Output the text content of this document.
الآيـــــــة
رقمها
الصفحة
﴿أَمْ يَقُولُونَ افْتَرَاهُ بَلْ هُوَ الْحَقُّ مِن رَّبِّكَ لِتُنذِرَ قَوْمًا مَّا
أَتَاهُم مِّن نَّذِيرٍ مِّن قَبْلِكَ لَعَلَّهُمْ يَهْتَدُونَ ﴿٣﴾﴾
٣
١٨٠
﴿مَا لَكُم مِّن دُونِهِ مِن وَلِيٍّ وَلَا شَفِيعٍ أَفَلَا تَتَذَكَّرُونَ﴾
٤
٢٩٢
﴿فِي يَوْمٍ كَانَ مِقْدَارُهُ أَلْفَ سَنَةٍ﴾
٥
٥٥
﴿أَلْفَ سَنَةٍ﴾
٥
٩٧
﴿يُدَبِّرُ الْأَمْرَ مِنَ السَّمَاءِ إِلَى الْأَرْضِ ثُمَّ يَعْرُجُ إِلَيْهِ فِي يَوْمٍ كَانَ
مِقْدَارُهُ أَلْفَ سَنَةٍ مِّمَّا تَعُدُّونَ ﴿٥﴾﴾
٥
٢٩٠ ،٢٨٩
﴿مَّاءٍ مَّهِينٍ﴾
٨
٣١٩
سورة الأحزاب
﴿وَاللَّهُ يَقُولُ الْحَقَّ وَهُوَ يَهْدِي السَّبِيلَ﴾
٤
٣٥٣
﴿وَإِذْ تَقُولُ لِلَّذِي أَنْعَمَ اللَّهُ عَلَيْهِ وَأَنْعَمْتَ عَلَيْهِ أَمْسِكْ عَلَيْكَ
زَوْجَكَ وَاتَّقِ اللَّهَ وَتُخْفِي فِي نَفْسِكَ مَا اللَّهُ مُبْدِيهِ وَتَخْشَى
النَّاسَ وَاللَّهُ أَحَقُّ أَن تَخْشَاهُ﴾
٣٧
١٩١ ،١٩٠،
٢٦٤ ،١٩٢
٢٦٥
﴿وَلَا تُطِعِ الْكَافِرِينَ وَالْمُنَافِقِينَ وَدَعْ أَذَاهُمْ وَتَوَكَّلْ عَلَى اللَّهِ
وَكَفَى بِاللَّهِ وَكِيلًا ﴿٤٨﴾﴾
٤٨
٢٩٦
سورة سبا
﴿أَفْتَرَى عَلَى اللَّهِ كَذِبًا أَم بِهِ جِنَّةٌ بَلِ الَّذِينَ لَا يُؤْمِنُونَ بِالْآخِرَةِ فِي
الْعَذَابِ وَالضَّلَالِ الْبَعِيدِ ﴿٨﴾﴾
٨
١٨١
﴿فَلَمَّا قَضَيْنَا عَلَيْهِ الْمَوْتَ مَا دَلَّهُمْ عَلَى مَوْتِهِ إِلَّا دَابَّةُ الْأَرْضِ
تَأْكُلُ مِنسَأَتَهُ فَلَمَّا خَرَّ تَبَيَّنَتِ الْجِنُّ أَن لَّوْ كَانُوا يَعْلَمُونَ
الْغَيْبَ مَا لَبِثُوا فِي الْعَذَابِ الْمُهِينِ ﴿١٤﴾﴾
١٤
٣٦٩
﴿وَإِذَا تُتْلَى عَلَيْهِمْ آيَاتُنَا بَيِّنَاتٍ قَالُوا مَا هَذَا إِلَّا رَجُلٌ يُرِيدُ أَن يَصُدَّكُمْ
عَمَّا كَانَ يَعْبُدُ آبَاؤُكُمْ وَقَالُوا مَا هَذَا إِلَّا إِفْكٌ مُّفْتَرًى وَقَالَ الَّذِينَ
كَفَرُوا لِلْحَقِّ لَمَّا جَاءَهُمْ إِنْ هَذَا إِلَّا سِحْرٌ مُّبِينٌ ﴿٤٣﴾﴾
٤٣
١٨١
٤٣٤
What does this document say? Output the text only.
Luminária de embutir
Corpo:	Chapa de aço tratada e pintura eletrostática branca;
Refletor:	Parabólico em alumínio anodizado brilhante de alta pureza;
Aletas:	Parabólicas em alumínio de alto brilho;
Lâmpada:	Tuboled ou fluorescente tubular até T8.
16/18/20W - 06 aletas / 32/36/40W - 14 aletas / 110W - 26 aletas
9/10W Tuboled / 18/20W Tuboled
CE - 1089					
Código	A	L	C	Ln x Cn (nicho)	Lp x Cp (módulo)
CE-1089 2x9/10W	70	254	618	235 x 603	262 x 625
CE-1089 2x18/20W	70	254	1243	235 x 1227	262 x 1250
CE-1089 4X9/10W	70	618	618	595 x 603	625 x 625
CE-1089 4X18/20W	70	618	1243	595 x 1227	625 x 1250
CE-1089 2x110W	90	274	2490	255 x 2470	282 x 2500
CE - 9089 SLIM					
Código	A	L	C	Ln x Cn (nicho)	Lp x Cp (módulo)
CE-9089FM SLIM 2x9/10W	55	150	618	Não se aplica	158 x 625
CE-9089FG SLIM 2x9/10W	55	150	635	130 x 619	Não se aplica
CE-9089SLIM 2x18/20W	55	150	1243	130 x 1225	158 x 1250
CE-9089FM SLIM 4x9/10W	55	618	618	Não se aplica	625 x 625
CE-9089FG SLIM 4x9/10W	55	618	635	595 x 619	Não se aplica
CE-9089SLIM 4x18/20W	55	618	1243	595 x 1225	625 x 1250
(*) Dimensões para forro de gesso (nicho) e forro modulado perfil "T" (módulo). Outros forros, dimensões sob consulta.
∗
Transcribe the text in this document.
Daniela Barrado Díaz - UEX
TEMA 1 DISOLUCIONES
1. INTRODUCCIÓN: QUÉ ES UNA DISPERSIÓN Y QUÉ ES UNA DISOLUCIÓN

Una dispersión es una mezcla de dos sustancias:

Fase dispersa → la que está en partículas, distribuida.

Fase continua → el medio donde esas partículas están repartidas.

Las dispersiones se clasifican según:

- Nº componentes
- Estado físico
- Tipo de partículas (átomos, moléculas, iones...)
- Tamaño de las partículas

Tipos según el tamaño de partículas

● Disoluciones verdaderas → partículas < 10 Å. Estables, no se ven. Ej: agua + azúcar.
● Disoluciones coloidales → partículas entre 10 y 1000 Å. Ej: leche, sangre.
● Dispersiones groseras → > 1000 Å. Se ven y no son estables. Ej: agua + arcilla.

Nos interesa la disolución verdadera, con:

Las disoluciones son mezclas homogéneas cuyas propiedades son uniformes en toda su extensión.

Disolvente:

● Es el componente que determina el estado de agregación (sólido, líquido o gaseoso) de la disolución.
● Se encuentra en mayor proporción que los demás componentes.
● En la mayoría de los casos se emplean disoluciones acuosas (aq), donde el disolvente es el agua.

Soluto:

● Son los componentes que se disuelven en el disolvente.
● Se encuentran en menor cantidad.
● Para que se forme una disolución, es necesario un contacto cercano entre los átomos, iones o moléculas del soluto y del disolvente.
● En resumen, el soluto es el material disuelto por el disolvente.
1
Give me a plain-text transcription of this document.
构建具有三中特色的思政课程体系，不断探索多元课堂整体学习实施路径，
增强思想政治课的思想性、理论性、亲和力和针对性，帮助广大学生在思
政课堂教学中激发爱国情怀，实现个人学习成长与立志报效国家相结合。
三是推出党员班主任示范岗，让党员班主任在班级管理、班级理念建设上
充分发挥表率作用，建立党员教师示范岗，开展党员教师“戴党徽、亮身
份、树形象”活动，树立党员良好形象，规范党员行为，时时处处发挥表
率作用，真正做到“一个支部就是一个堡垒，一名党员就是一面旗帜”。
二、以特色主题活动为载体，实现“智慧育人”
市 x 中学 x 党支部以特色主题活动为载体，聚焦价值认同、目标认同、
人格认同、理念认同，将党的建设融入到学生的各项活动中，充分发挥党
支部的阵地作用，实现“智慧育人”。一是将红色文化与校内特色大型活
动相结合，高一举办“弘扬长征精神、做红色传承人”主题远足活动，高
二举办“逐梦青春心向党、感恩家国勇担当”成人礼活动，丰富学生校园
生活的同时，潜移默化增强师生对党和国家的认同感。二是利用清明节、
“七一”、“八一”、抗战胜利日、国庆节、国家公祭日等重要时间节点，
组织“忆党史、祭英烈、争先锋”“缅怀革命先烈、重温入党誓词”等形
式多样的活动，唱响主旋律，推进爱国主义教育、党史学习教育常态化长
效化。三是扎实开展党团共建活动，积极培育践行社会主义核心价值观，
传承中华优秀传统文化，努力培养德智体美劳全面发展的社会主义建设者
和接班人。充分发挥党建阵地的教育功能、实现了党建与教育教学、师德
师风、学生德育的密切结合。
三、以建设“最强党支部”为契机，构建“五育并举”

----------

• [SET TASK]
Using the material above, reproduce exactly the line that contains "Give me a plain-text" and all lines after it through the last one, and only those.

• [CORRECT RESULT]
Give me a plain-text transcription of this document.
构建具有三中特色的思政课程体系，不断探索多元课堂整体学习实施路径，
增强思想政治课的思想性、理论性、亲和力和针对性，帮助广大学生在思
政课堂教学中激发爱国情怀，实现个人学习成长与立志报效国家相结合。
三是推出党员班主任示范岗，让党员班主任在班级管理、班级理念建设上
充分发挥表率作用，建立党员教师示范岗，开展党员教师“戴党徽、亮身
份、树形象”活动，树立党员良好形象，规范党员行为，时时处处发挥表
率作用，真正做到“一个支部就是一个堡垒，一名党员就是一面旗帜”。
二、以特色主题活动为载体，实现“智慧育人”
市 x 中学 x 党支部以特色主题活动为载体，聚焦价值认同、目标认同、
人格认同、理念认同，将党的建设融入到学生的各项活动中，充分发挥党
支部的阵地作用，实现“智慧育人”。一是将红色文化与校内特色大型活
动相结合，高一举办“弘扬长征精神、做红色传承人”主题远足活动，高
二举办“逐梦青春心向党、感恩家国勇担当”成人礼活动，丰富学生校园
生活的同时，潜移默化增强师生对党和国家的认同感。二是利用清明节、
“七一”、“八一”、抗战胜利日、国庆节、国家公祭日等重要时间节点，
组织“忆党史、祭英烈、争先锋”“缅怀革命先烈、重温入党誓词”等形
式多样的活动，唱响主旋律，推进爱国主义教育、党史学习教育常态化长
效化。三是扎实开展党团共建活动，积极培育践行社会主义核心价值观，
传承中华优秀传统文化，努力培养德智体美劳全面发展的社会主义建设者
和接班人。充分发挥党建阵地的教育功能、实现了党建与教育教学、师德
师风、学生德育的密切结合。
三、以建设“最强党支部”为契机，构建“五育并举”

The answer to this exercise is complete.